## [What is needed]
Select all lines in the records that include "name".

*****

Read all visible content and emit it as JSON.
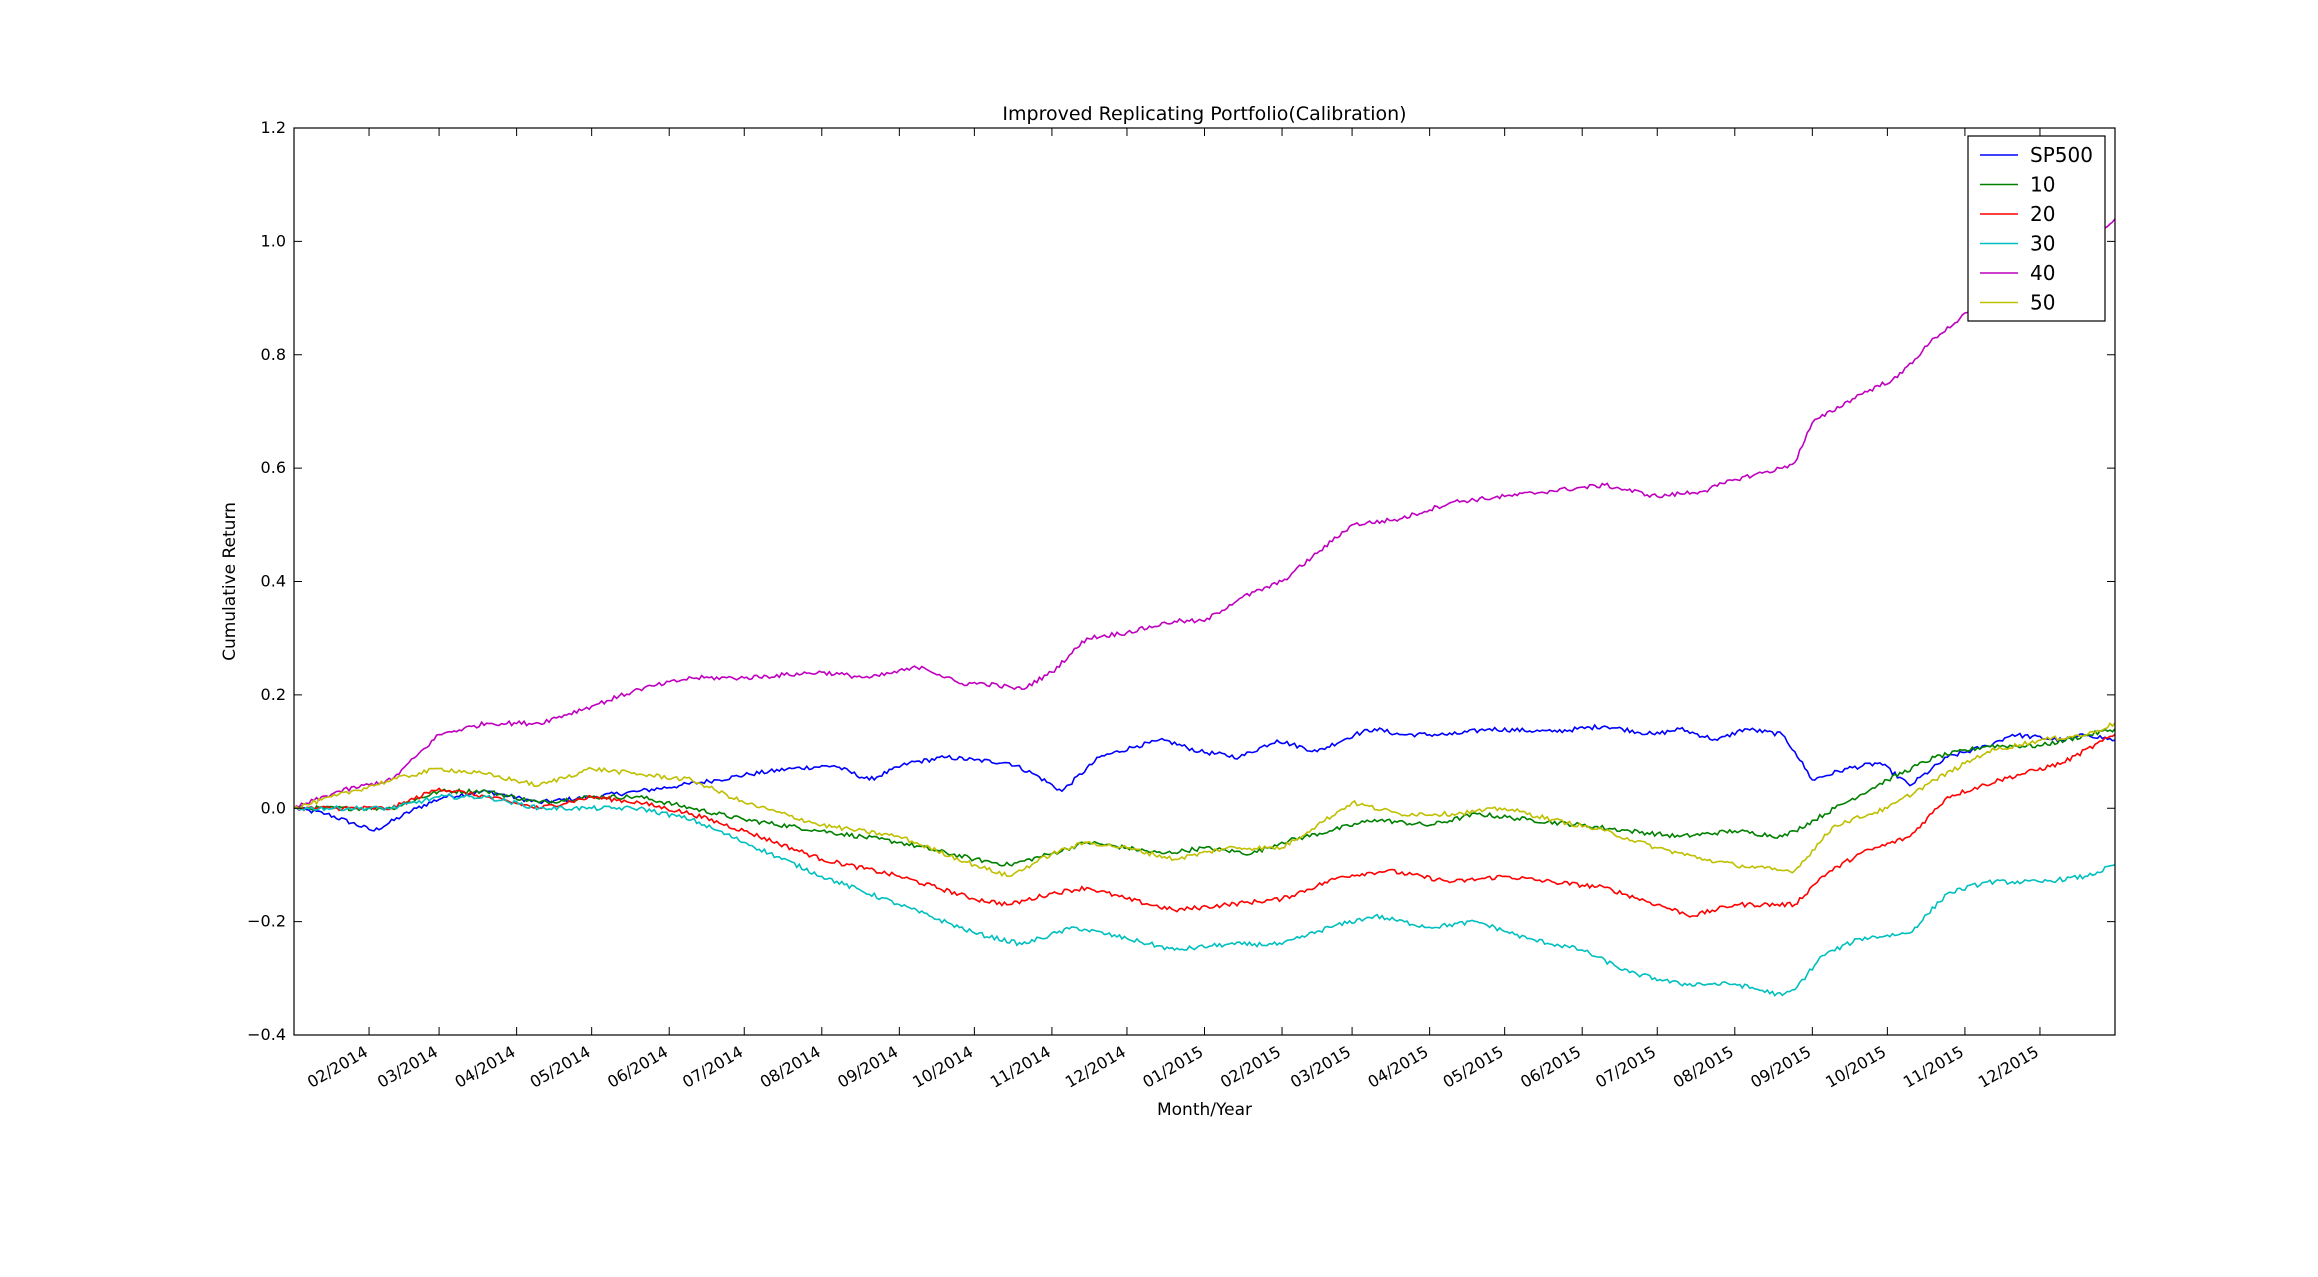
{
  "chart_data": {
    "type": "line",
    "title": "Improved Replicating Portfolio(Calibration)",
    "xlabel": "Month/Year",
    "ylabel": "Cumulative Return",
    "ylim": [
      -0.4,
      1.2
    ],
    "xlim": [
      "2014-01-02",
      "2015-12-31"
    ],
    "yticks": [
      -0.4,
      -0.2,
      0.0,
      0.2,
      0.4,
      0.6,
      0.8,
      1.0,
      1.2
    ],
    "ytick_labels": [
      "−0.4",
      "−0.2",
      "0.0",
      "0.2",
      "0.4",
      "0.6",
      "0.8",
      "1.0",
      "1.2"
    ],
    "xticks": [
      "2014-02-01",
      "2014-03-01",
      "2014-04-01",
      "2014-05-01",
      "2014-06-01",
      "2014-07-01",
      "2014-08-01",
      "2014-09-01",
      "2014-10-01",
      "2014-11-01",
      "2014-12-01",
      "2015-01-01",
      "2015-02-01",
      "2015-03-01",
      "2015-04-01",
      "2015-05-01",
      "2015-06-01",
      "2015-07-01",
      "2015-08-01",
      "2015-09-01",
      "2015-10-01",
      "2015-11-01",
      "2015-12-01"
    ],
    "xtick_labels": [
      "02/2014",
      "03/2014",
      "04/2014",
      "05/2014",
      "06/2014",
      "07/2014",
      "08/2014",
      "09/2014",
      "10/2014",
      "11/2014",
      "12/2014",
      "01/2015",
      "02/2015",
      "03/2015",
      "04/2015",
      "05/2015",
      "06/2015",
      "07/2015",
      "08/2015",
      "09/2015",
      "10/2015",
      "11/2015",
      "12/2015"
    ],
    "grid": false,
    "legend_position": "top-right",
    "series": [
      {
        "name": "SP500",
        "color": "#0000ff",
        "x": [
          "2014-01-02",
          "2014-01-15",
          "2014-02-03",
          "2014-02-20",
          "2014-03-03",
          "2014-03-20",
          "2014-04-10",
          "2014-05-01",
          "2014-05-20",
          "2014-06-05",
          "2014-06-20",
          "2014-07-03",
          "2014-07-20",
          "2014-08-06",
          "2014-08-20",
          "2014-09-05",
          "2014-09-20",
          "2014-10-01",
          "2014-10-15",
          "2014-10-25",
          "2014-11-05",
          "2014-11-20",
          "2014-12-05",
          "2014-12-16",
          "2014-12-30",
          "2015-01-15",
          "2015-01-30",
          "2015-02-15",
          "2015-03-02",
          "2015-03-10",
          "2015-03-20",
          "2015-04-10",
          "2015-04-25",
          "2015-05-20",
          "2015-06-10",
          "2015-06-30",
          "2015-07-10",
          "2015-07-25",
          "2015-08-05",
          "2015-08-20",
          "2015-08-25",
          "2015-09-01",
          "2015-09-15",
          "2015-09-28",
          "2015-10-10",
          "2015-10-25",
          "2015-11-10",
          "2015-11-20",
          "2015-12-10",
          "2015-12-20",
          "2015-12-31"
        ],
        "y": [
          0.0,
          -0.01,
          -0.04,
          0.0,
          0.02,
          0.03,
          0.01,
          0.02,
          0.03,
          0.04,
          0.05,
          0.06,
          0.07,
          0.075,
          0.05,
          0.08,
          0.09,
          0.085,
          0.08,
          0.06,
          0.03,
          0.09,
          0.11,
          0.12,
          0.1,
          0.09,
          0.12,
          0.1,
          0.13,
          0.14,
          0.13,
          0.13,
          0.14,
          0.135,
          0.145,
          0.13,
          0.14,
          0.12,
          0.14,
          0.13,
          0.1,
          0.05,
          0.07,
          0.08,
          0.04,
          0.09,
          0.11,
          0.13,
          0.12,
          0.13,
          0.12
        ]
      },
      {
        "name": "10",
        "color": "#008000",
        "x": [
          "2014-01-02",
          "2014-02-10",
          "2014-03-01",
          "2014-03-20",
          "2014-04-10",
          "2014-05-01",
          "2014-05-20",
          "2014-06-10",
          "2014-07-01",
          "2014-08-01",
          "2014-09-01",
          "2014-10-01",
          "2014-10-15",
          "2014-11-01",
          "2014-11-15",
          "2014-12-01",
          "2014-12-15",
          "2015-01-01",
          "2015-01-20",
          "2015-02-01",
          "2015-02-20",
          "2015-03-10",
          "2015-04-01",
          "2015-04-20",
          "2015-05-10",
          "2015-06-01",
          "2015-06-20",
          "2015-07-10",
          "2015-08-01",
          "2015-08-20",
          "2015-08-25",
          "2015-09-10",
          "2015-10-01",
          "2015-10-20",
          "2015-11-10",
          "2015-12-01",
          "2015-12-31"
        ],
        "y": [
          0.0,
          0.0,
          0.03,
          0.03,
          0.01,
          0.02,
          0.02,
          0.0,
          -0.02,
          -0.04,
          -0.06,
          -0.09,
          -0.1,
          -0.08,
          -0.06,
          -0.07,
          -0.08,
          -0.07,
          -0.08,
          -0.06,
          -0.04,
          -0.02,
          -0.03,
          -0.01,
          -0.02,
          -0.03,
          -0.04,
          -0.05,
          -0.04,
          -0.05,
          -0.04,
          0.0,
          0.05,
          0.09,
          0.11,
          0.11,
          0.14
        ]
      },
      {
        "name": "20",
        "color": "#ff0000",
        "x": [
          "2014-01-02",
          "2014-02-10",
          "2014-03-01",
          "2014-03-20",
          "2014-04-10",
          "2014-05-01",
          "2014-05-20",
          "2014-06-10",
          "2014-07-01",
          "2014-08-01",
          "2014-09-01",
          "2014-10-01",
          "2014-10-15",
          "2014-11-01",
          "2014-11-15",
          "2014-12-01",
          "2014-12-20",
          "2015-01-10",
          "2015-02-01",
          "2015-02-25",
          "2015-03-15",
          "2015-04-10",
          "2015-05-01",
          "2015-05-20",
          "2015-06-10",
          "2015-07-01",
          "2015-07-15",
          "2015-08-01",
          "2015-08-25",
          "2015-09-05",
          "2015-09-20",
          "2015-10-10",
          "2015-10-25",
          "2015-11-15",
          "2015-12-10",
          "2015-12-31"
        ],
        "y": [
          0.0,
          0.0,
          0.035,
          0.02,
          0.0,
          0.02,
          0.01,
          -0.01,
          -0.04,
          -0.09,
          -0.12,
          -0.16,
          -0.17,
          -0.15,
          -0.14,
          -0.16,
          -0.18,
          -0.17,
          -0.16,
          -0.12,
          -0.11,
          -0.13,
          -0.12,
          -0.13,
          -0.14,
          -0.17,
          -0.19,
          -0.17,
          -0.17,
          -0.12,
          -0.08,
          -0.05,
          0.02,
          0.05,
          0.08,
          0.13
        ]
      },
      {
        "name": "30",
        "color": "#00bfbf",
        "x": [
          "2014-01-02",
          "2014-02-10",
          "2014-03-01",
          "2014-03-20",
          "2014-04-10",
          "2014-05-01",
          "2014-05-20",
          "2014-06-10",
          "2014-07-01",
          "2014-08-01",
          "2014-09-01",
          "2014-10-01",
          "2014-10-20",
          "2014-11-10",
          "2014-12-01",
          "2014-12-20",
          "2015-01-10",
          "2015-02-01",
          "2015-02-20",
          "2015-03-10",
          "2015-04-01",
          "2015-04-20",
          "2015-05-10",
          "2015-06-01",
          "2015-06-20",
          "2015-07-10",
          "2015-08-01",
          "2015-08-20",
          "2015-08-25",
          "2015-09-05",
          "2015-09-20",
          "2015-10-10",
          "2015-10-25",
          "2015-11-10",
          "2015-12-01",
          "2015-12-20",
          "2015-12-31"
        ],
        "y": [
          0.0,
          0.0,
          0.02,
          0.02,
          0.0,
          0.0,
          0.0,
          -0.02,
          -0.06,
          -0.12,
          -0.17,
          -0.22,
          -0.24,
          -0.21,
          -0.23,
          -0.25,
          -0.24,
          -0.24,
          -0.21,
          -0.19,
          -0.21,
          -0.2,
          -0.23,
          -0.25,
          -0.29,
          -0.31,
          -0.31,
          -0.33,
          -0.32,
          -0.26,
          -0.23,
          -0.22,
          -0.15,
          -0.13,
          -0.13,
          -0.12,
          -0.1
        ]
      },
      {
        "name": "40",
        "color": "#bf00bf",
        "x": [
          "2014-01-02",
          "2014-01-20",
          "2014-02-10",
          "2014-03-01",
          "2014-03-20",
          "2014-04-10",
          "2014-05-01",
          "2014-05-20",
          "2014-06-10",
          "2014-07-01",
          "2014-08-01",
          "2014-08-20",
          "2014-09-10",
          "2014-09-25",
          "2014-10-05",
          "2014-10-20",
          "2014-11-01",
          "2014-11-15",
          "2014-12-01",
          "2014-12-20",
          "2015-01-01",
          "2015-01-15",
          "2015-02-01",
          "2015-02-15",
          "2015-03-01",
          "2015-03-20",
          "2015-04-10",
          "2015-05-01",
          "2015-05-20",
          "2015-06-10",
          "2015-07-01",
          "2015-07-20",
          "2015-08-01",
          "2015-08-20",
          "2015-08-25",
          "2015-09-01",
          "2015-09-20",
          "2015-10-05",
          "2015-10-20",
          "2015-11-10",
          "2015-12-01",
          "2015-12-20",
          "2015-12-31"
        ],
        "y": [
          0.0,
          0.03,
          0.05,
          0.13,
          0.15,
          0.15,
          0.18,
          0.21,
          0.23,
          0.23,
          0.24,
          0.23,
          0.25,
          0.22,
          0.22,
          0.21,
          0.24,
          0.3,
          0.31,
          0.33,
          0.33,
          0.37,
          0.4,
          0.45,
          0.5,
          0.51,
          0.54,
          0.55,
          0.56,
          0.57,
          0.55,
          0.56,
          0.58,
          0.6,
          0.61,
          0.68,
          0.73,
          0.76,
          0.83,
          0.9,
          0.93,
          1.0,
          1.04
        ]
      },
      {
        "name": "50",
        "color": "#bfbf00",
        "x": [
          "2014-01-02",
          "2014-02-10",
          "2014-03-01",
          "2014-03-20",
          "2014-04-10",
          "2014-05-01",
          "2014-05-20",
          "2014-06-10",
          "2014-07-01",
          "2014-08-01",
          "2014-09-01",
          "2014-10-01",
          "2014-10-15",
          "2014-11-01",
          "2014-11-15",
          "2014-12-01",
          "2014-12-20",
          "2015-01-10",
          "2015-02-01",
          "2015-02-15",
          "2015-03-01",
          "2015-03-20",
          "2015-04-10",
          "2015-05-01",
          "2015-05-20",
          "2015-06-10",
          "2015-07-01",
          "2015-07-20",
          "2015-08-01",
          "2015-08-20",
          "2015-08-25",
          "2015-09-10",
          "2015-10-01",
          "2015-10-20",
          "2015-11-10",
          "2015-12-01",
          "2015-12-20",
          "2015-12-31"
        ],
        "y": [
          0.0,
          0.05,
          0.07,
          0.06,
          0.04,
          0.07,
          0.06,
          0.05,
          0.01,
          -0.03,
          -0.05,
          -0.1,
          -0.12,
          -0.08,
          -0.06,
          -0.07,
          -0.09,
          -0.07,
          -0.07,
          -0.03,
          0.01,
          -0.01,
          -0.01,
          0.0,
          -0.02,
          -0.04,
          -0.07,
          -0.09,
          -0.1,
          -0.11,
          -0.11,
          -0.03,
          0.0,
          0.05,
          0.1,
          0.12,
          0.13,
          0.15
        ]
      }
    ]
  }
}
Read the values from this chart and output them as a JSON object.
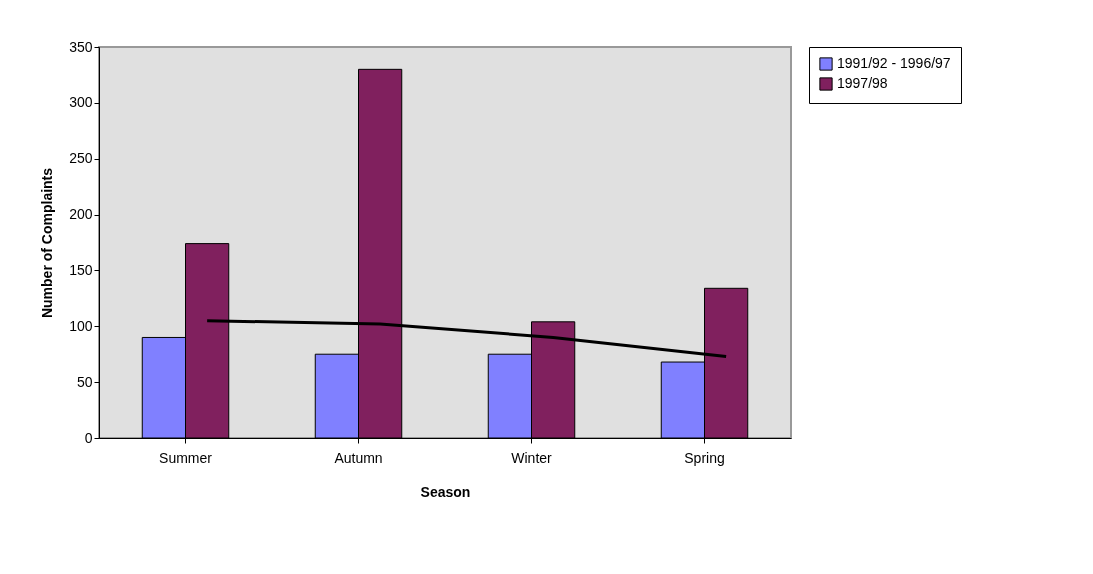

*****

## [Reply]
        "name": "SP500",
        "name": "10",
        "name": "20",
        "name": "30",
        "name": "40",
        "name": "50",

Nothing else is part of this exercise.